Your task is to transcribe all the entries exactly, excluding pictures.

Data records
--*--
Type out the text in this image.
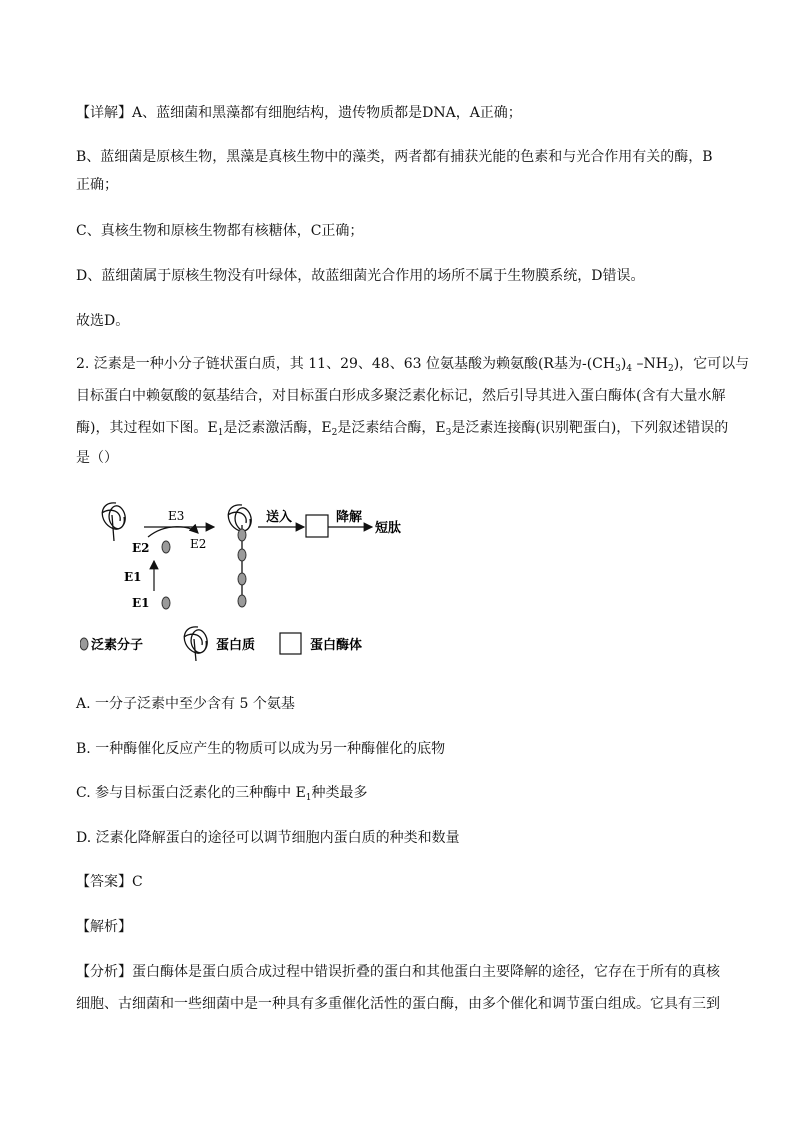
【详解】A、蓝细菌和黑藻都有细胞结构，遗传物质都是DNA，A正确；
B、蓝细菌是原核生物，黑藻是真核生物中的藻类，两者都有捕获光能的色素和与光合作用有关的酶，B
正确；
C、真核生物和原核生物都有核糖体，C正确；
D、蓝细菌属于原核生物没有叶绿体，故蓝细菌光合作用的场所不属于生物膜系统，D错误。
故选D。
2. 泛素是一种小分子链状蛋白质，其 11、29、48、63 位氨基酸为赖氨酸(R基为$-(CH_3)_4$ $-NH_2$)，它可以与
目标蛋白中赖氨酸的氨基结合，对目标蛋白形成多聚泛素化标记，然后引导其进入蛋白酶体(含有大量水解
酶)，其过程如下图。$E_1$是泛素激活酶，$E_2$是泛素结合酶，$E_3$是泛素连接酶(识别靶蛋白)，下列叙述错误的
是（）
E3
E2
E2
E1
E1
送入	降解
短肽
泛素分子	蛋白质	蛋白酶体
A. 一分子泛素中至少含有 5 个氨基
B. 一种酶催化反应产生的物质可以成为另一种酶催化的底物
C. 参与目标蛋白泛素化的三种酶中 $E_1$种类最多
D. 泛素化降解蛋白的途径可以调节细胞内蛋白质的种类和数量
【答案】C
【解析】
【分析】蛋白酶体是蛋白质合成过程中错误折叠的蛋白和其他蛋白主要降解的途径，它存在于所有的真核
细胞、古细菌和一些细菌中是一种具有多重催化活性的蛋白酶，由多个催化和调节蛋白组成。它具有三到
--*--
#### Written response:
Type out the text in this image.
【详解】A、蓝细菌和黑藻都有细胞结构，遗传物质都是DNA，A正确；
B、蓝细菌是原核生物，黑藻是真核生物中的藻类，两者都有捕获光能的色素和与光合作用有关的酶，B
正确；
C、真核生物和原核生物都有核糖体，C正确；
D、蓝细菌属于原核生物没有叶绿体，故蓝细菌光合作用的场所不属于生物膜系统，D错误。
故选D。
2. 泛素是一种小分子链状蛋白质，其 11、29、48、63 位氨基酸为赖氨酸(R基为$-(CH_3)_4$ $-NH_2$)，它可以与
目标蛋白中赖氨酸的氨基结合，对目标蛋白形成多聚泛素化标记，然后引导其进入蛋白酶体(含有大量水解
酶)，其过程如下图。$E_1$是泛素激活酶，$E_2$是泛素结合酶，$E_3$是泛素连接酶(识别靶蛋白)，下列叙述错误的
是（）
E3
E2
E2
E1
E1
送入	降解
短肽
泛素分子	蛋白质	蛋白酶体
A. 一分子泛素中至少含有 5 个氨基
B. 一种酶催化反应产生的物质可以成为另一种酶催化的底物
C. 参与目标蛋白泛素化的三种酶中 $E_1$种类最多
D. 泛素化降解蛋白的途径可以调节细胞内蛋白质的种类和数量
【答案】C
【解析】
【分析】蛋白酶体是蛋白质合成过程中错误折叠的蛋白和其他蛋白主要降解的途径，它存在于所有的真核
细胞、古细菌和一些细菌中是一种具有多重催化活性的蛋白酶，由多个催化和调节蛋白组成。它具有三到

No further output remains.